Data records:
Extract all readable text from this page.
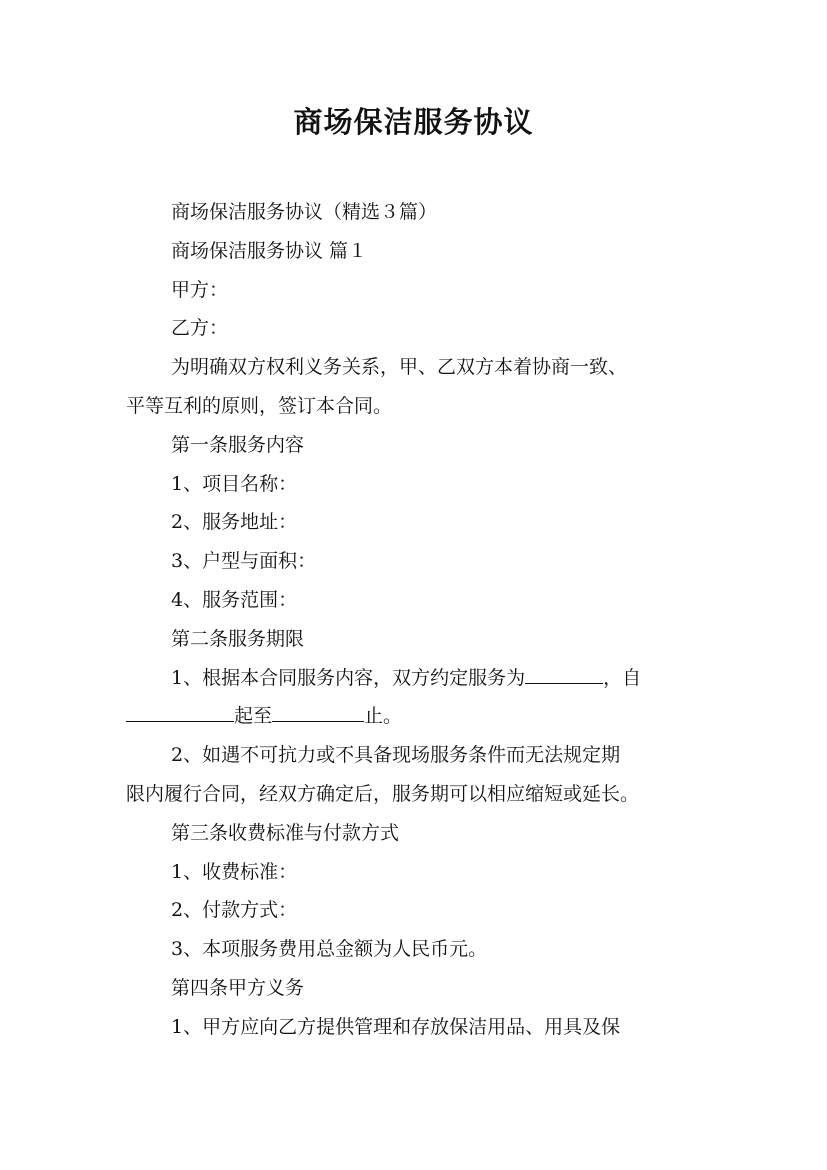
商场保洁服务协议

商场保洁服务协议（精选３篇）

商场保洁服务协议 篇１

甲方：

乙方：

为明确双方权利义务关系，甲、乙双方本着协商一致、

平等互利的原则，签订本合同。

第一条服务内容

1、项目名称：

2、服务地址：

3、户型与面积：

4、服务范围：

第二条服务期限

1、根据本合同服务内容，双方约定服务为	，自

起至	止。

2、如遇不可抗力或不具备现场服务条件而无法规定期

限内履行合同，经双方确定后，服务期可以相应缩短或延长。

第三条收费标准与付款方式

1、收费标准：

2、付款方式：

3、本项服务费用总金额为人民币元。

第四条甲方义务

1、甲方应向乙方提供管理和存放保洁用品、用具及保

__TASK REQUIREMENTS__.
Every record above should be transcribed exactly; the pictures stay out of the copy.

__RESULT FOR THIS TASK__.
Extract all readable text from this page.
商场保洁服务协议

商场保洁服务协议（精选３篇）

商场保洁服务协议 篇１

甲方：

乙方：

为明确双方权利义务关系，甲、乙双方本着协商一致、

平等互利的原则，签订本合同。

第一条服务内容

1、项目名称：

2、服务地址：

3、户型与面积：

4、服务范围：

第二条服务期限

1、根据本合同服务内容，双方约定服务为	，自

起至	止。

2、如遇不可抗力或不具备现场服务条件而无法规定期

限内履行合同，经双方确定后，服务期可以相应缩短或延长。

第三条收费标准与付款方式

1、收费标准：

2、付款方式：

3、本项服务费用总金额为人民币元。

第四条甲方义务

1、甲方应向乙方提供管理和存放保洁用品、用具及保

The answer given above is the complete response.